Your task: Transcribe the lines of the records verbatim, starting at the line containing "doctor-illustration — [842, 916, 994, 1068]" and ending at the line containing "menu-tab-jinhua-tong[interactable]: 金华通 —", including both of those lines.

Information given:
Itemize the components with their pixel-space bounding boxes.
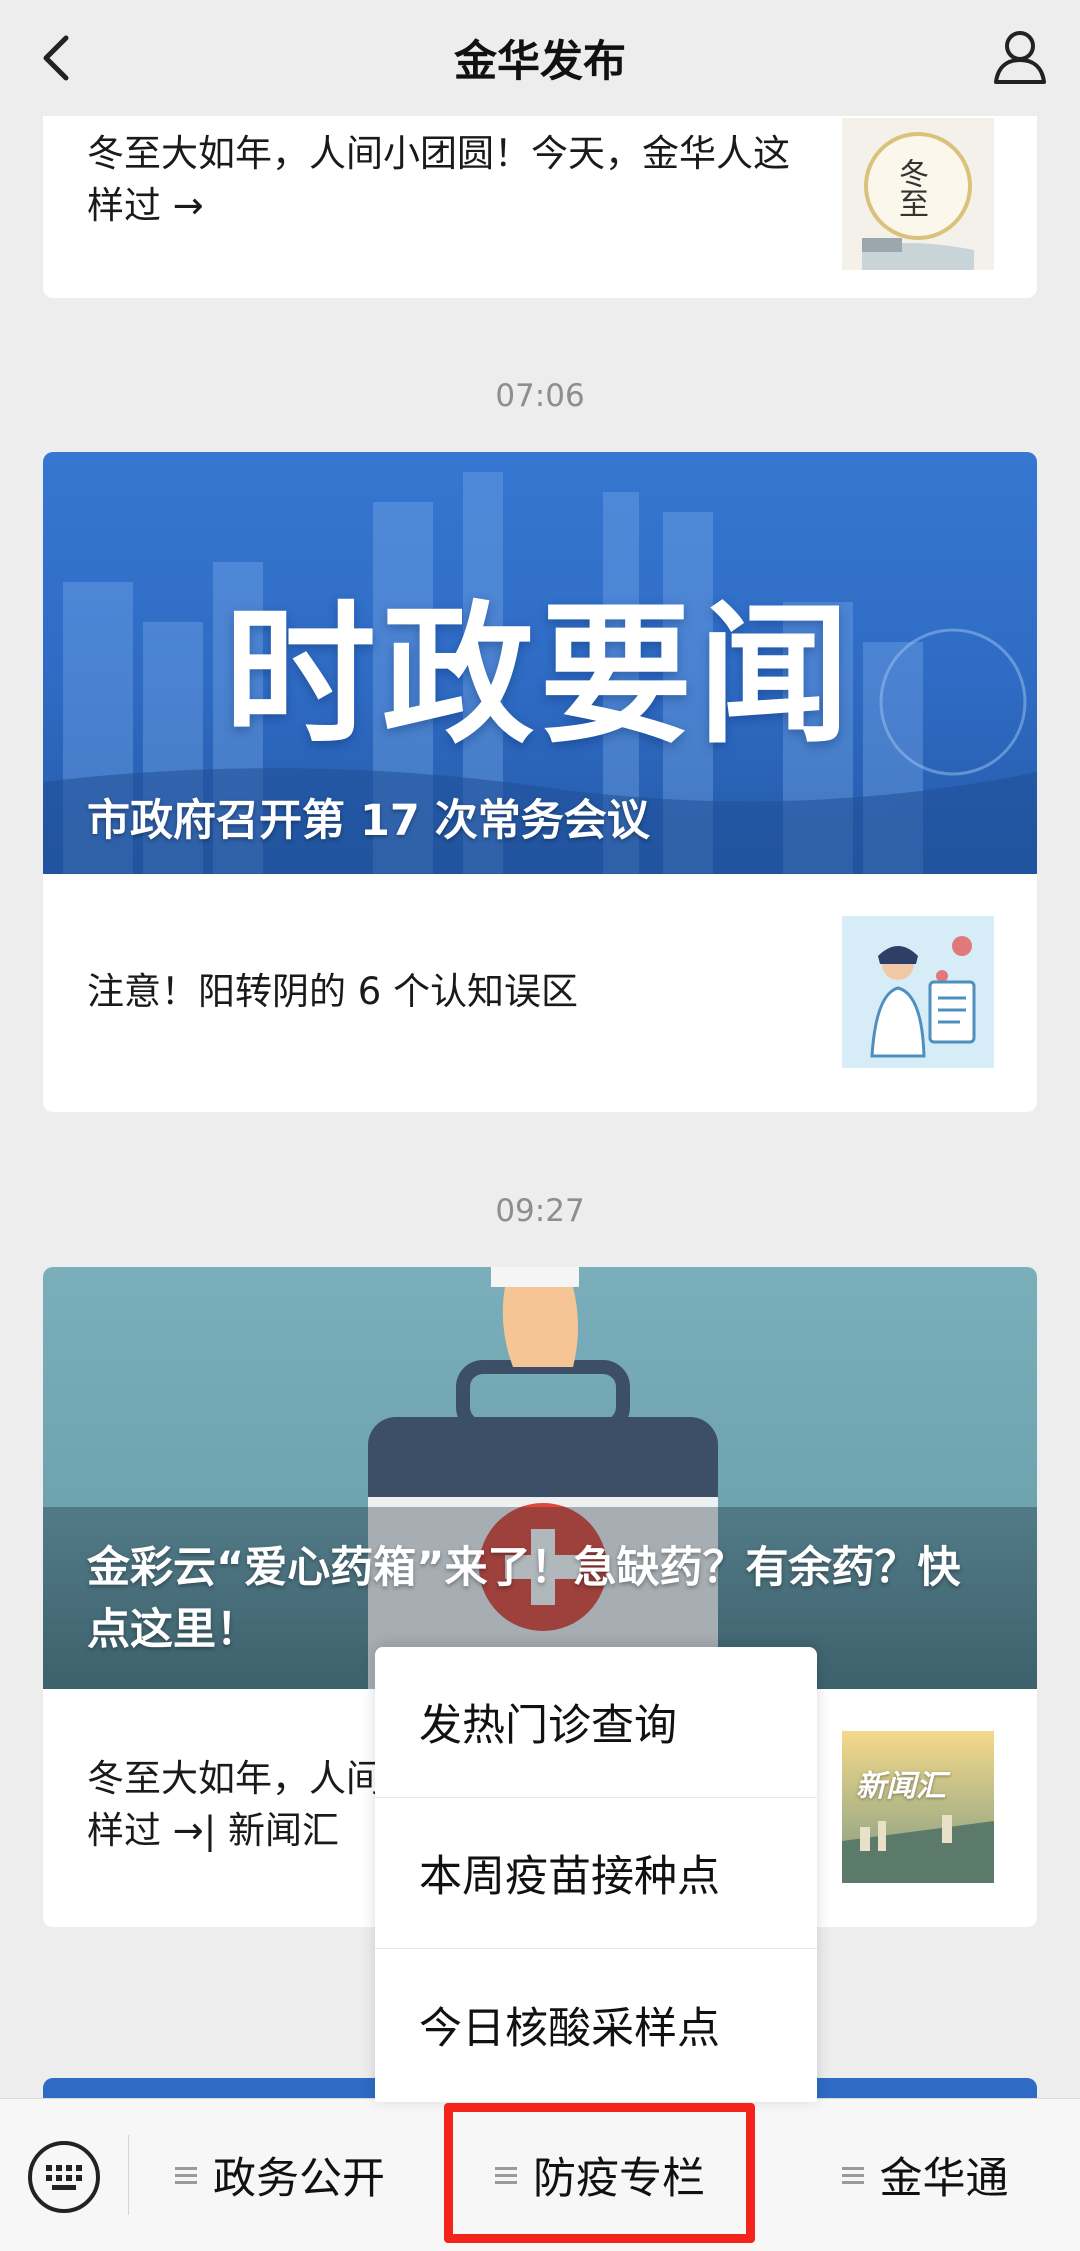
doctor-illustration — [842, 916, 994, 1068]
article-card-2[interactable]: 时政要闻 市政府召开第 17 次常务会议 注意！阳转阴的 6 个认知误区 — [43, 452, 1037, 1112]
submenu-item-nucleic-acid-sites[interactable]: 今日核酸采样点 — [375, 1949, 817, 2100]
thumbnail-logo-text: 新闻汇 — [856, 1769, 946, 1804]
menu-tab-jinhua-tong[interactable]: 金华通 — [790, 2099, 1060, 2251]
timestamp: 07:06 — [495, 378, 585, 414]
article-row[interactable]: 注意！阳转阴的 6 个认知误区 — [43, 874, 1037, 1109]
article-title: 冬至大如年，人间小团圆！今天，金华人这样过 → — [87, 132, 790, 227]
menu-lines-icon — [175, 2167, 197, 2184]
article-title: 注意！阳转阴的 6 个认知误区 — [87, 970, 579, 1013]
keyboard-icon[interactable] — [26, 2139, 102, 2215]
article-thumbnail: 冬至 — [842, 118, 994, 270]
menu-lines-icon — [841, 2167, 864, 2184]
banner-image[interactable]: 时政要闻 市政府召开第 17 次常务会议 — [43, 452, 1037, 874]
thumbnail-calligraphy: 冬至 — [893, 158, 928, 218]
news-city-image — [842, 1731, 994, 1883]
menu-divider — [128, 2135, 129, 2215]
timestamp: 09:27 — [495, 1193, 585, 1229]
header: 金华发布 — [0, 0, 1080, 116]
menu-tab-government-affairs[interactable]: 政务公开 — [130, 2099, 430, 2251]
profile-icon[interactable] — [988, 24, 1052, 88]
submenu-popup: 发热门诊查询 本周疫苗接种点 今日核酸采样点 — [375, 1647, 817, 2102]
banner-caption: 金彩云“爱心药箱”来了！急缺药？有余药？快点这里！ — [87, 1543, 961, 1655]
menu-tab-label: 金华通 — [879, 2154, 1009, 2204]
highlight-box — [444, 2103, 755, 2243]
page-title: 金华发布 — [454, 37, 626, 87]
article-thumbnail: 新闻汇 — [842, 1731, 994, 1883]
banner-image[interactable]: 金彩云“爱心药箱”来了！急缺药？有余药？快点这里！ — [43, 1267, 1037, 1689]
banner-caption: 市政府召开第 17 次常务会议 — [87, 796, 650, 846]
article-thumbnail — [842, 916, 994, 1068]
back-arrow-icon[interactable] — [28, 28, 88, 88]
menu-tab-label: 政务公开 — [213, 2154, 385, 2204]
submenu-item-fever-clinic[interactable]: 发热门诊查询 — [375, 1647, 817, 1798]
submenu-item-vaccination-sites[interactable]: 本周疫苗接种点 — [375, 1798, 817, 1949]
banner-headline: 时政要闻 — [224, 587, 856, 764]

Task solution:
doctor-illustration — [842, 916, 994, 1068]
article-card-2[interactable]: 时政要闻 市政府召开第 17 次常务会议 注意！阳转阴的 6 个认知误区 — [43, 452, 1037, 1112]
submenu-item-nucleic-acid-sites[interactable]: 今日核酸采样点 — [375, 1949, 817, 2100]
thumbnail-logo-text: 新闻汇 — [856, 1769, 946, 1804]
menu-tab-jinhua-tong[interactable]: 金华通 — [790, 2099, 1060, 2251]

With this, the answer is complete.